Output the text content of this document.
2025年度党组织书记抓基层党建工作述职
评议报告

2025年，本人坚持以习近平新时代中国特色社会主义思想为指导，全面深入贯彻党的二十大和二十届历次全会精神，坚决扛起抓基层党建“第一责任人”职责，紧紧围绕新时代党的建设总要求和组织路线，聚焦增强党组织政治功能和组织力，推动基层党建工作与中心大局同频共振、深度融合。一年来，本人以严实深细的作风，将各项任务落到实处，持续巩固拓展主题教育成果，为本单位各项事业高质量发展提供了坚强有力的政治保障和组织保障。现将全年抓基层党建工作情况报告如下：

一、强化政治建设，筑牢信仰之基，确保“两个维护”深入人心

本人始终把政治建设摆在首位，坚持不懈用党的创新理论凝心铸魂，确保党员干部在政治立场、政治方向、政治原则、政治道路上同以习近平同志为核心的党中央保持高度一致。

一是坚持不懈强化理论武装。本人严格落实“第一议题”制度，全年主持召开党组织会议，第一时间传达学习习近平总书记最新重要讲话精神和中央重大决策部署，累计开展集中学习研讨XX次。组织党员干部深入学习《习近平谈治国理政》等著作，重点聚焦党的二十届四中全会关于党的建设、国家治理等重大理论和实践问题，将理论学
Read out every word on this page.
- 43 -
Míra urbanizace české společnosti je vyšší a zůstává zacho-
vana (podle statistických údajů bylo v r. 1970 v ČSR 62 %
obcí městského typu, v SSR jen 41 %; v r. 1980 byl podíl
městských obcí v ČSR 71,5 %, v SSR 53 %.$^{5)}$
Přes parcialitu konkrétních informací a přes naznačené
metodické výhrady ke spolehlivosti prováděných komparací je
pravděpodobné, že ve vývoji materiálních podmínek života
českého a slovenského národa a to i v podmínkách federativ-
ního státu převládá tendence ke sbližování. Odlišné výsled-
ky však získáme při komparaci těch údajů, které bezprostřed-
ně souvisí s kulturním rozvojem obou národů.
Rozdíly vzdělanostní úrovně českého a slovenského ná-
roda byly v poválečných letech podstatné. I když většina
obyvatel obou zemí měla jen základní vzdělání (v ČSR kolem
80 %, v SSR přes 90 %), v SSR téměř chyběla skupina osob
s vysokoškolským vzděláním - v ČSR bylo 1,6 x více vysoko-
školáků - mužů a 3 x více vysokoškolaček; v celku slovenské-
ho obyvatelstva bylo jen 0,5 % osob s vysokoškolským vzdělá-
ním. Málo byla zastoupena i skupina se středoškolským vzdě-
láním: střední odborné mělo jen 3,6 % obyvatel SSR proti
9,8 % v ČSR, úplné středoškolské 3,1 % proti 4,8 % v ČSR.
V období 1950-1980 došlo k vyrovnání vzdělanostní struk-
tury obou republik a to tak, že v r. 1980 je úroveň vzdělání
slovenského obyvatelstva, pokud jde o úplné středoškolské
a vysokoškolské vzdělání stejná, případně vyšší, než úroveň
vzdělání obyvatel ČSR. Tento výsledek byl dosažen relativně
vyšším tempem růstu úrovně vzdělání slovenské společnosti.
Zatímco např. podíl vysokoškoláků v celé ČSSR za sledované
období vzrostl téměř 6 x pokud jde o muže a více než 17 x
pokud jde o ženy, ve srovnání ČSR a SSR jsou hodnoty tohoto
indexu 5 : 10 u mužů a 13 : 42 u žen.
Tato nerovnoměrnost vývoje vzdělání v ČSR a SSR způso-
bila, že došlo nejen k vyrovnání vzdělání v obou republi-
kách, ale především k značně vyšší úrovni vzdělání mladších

Problem statement — Repeat every record, keeping each word and mark exactly as it is.

Exercise solution —
Output the text content of this document.
2025年度党组织书记抓基层党建工作述职
评议报告

2025年，本人坚持以习近平新时代中国特色社会主义思想为指导，全面深入贯彻党的二十大和二十届历次全会精神，坚决扛起抓基层党建“第一责任人”职责，紧紧围绕新时代党的建设总要求和组织路线，聚焦增强党组织政治功能和组织力，推动基层党建工作与中心大局同频共振、深度融合。一年来，本人以严实深细的作风，将各项任务落到实处，持续巩固拓展主题教育成果，为本单位各项事业高质量发展提供了坚强有力的政治保障和组织保障。现将全年抓基层党建工作情况报告如下：

一、强化政治建设，筑牢信仰之基，确保“两个维护”深入人心

本人始终把政治建设摆在首位，坚持不懈用党的创新理论凝心铸魂，确保党员干部在政治立场、政治方向、政治原则、政治道路上同以习近平同志为核心的党中央保持高度一致。

一是坚持不懈强化理论武装。本人严格落实“第一议题”制度，全年主持召开党组织会议，第一时间传达学习习近平总书记最新重要讲话精神和中央重大决策部署，累计开展集中学习研讨XX次。组织党员干部深入学习《习近平谈治国理政》等著作，重点聚焦党的二十届四中全会关于党的建设、国家治理等重大理论和实践问题，将理论学
Read out every word on this page.
- 43 -
Míra urbanizace české společnosti je vyšší a zůstává zacho-
vana (podle statistických údajů bylo v r. 1970 v ČSR 62 %
obcí městského typu, v SSR jen 41 %; v r. 1980 byl podíl
městských obcí v ČSR 71,5 %, v SSR 53 %.$^{5)}$
Přes parcialitu konkrétních informací a přes naznačené
metodické výhrady ke spolehlivosti prováděných komparací je
pravděpodobné, že ve vývoji materiálních podmínek života
českého a slovenského národa a to i v podmínkách federativ-
ního státu převládá tendence ke sbližování. Odlišné výsled-
ky však získáme při komparaci těch údajů, které bezprostřed-
ně souvisí s kulturním rozvojem obou národů.
Rozdíly vzdělanostní úrovně českého a slovenského ná-
roda byly v poválečných letech podstatné. I když většina
obyvatel obou zemí měla jen základní vzdělání (v ČSR kolem
80 %, v SSR přes 90 %), v SSR téměř chyběla skupina osob
s vysokoškolským vzděláním - v ČSR bylo 1,6 x více vysoko-
školáků - mužů a 3 x více vysokoškolaček; v celku slovenské-
ho obyvatelstva bylo jen 0,5 % osob s vysokoškolským vzdělá-
ním. Málo byla zastoupena i skupina se středoškolským vzdě-
láním: střední odborné mělo jen 3,6 % obyvatel SSR proti
9,8 % v ČSR, úplné středoškolské 3,1 % proti 4,8 % v ČSR.
V období 1950-1980 došlo k vyrovnání vzdělanostní struk-
tury obou republik a to tak, že v r. 1980 je úroveň vzdělání
slovenského obyvatelstva, pokud jde o úplné středoškolské
a vysokoškolské vzdělání stejná, případně vyšší, než úroveň
vzdělání obyvatel ČSR. Tento výsledek byl dosažen relativně
vyšším tempem růstu úrovně vzdělání slovenské společnosti.
Zatímco např. podíl vysokoškoláků v celé ČSSR za sledované
období vzrostl téměř 6 x pokud jde o muže a více než 17 x
pokud jde o ženy, ve srovnání ČSR a SSR jsou hodnoty tohoto
indexu 5 : 10 u mužů a 13 : 42 u žen.
Tato nerovnoměrnost vývoje vzdělání v ČSR a SSR způso-
bila, že došlo nejen k vyrovnání vzdělání v obou republi-
kách, ale především k značně vyšší úrovni vzdělání mladších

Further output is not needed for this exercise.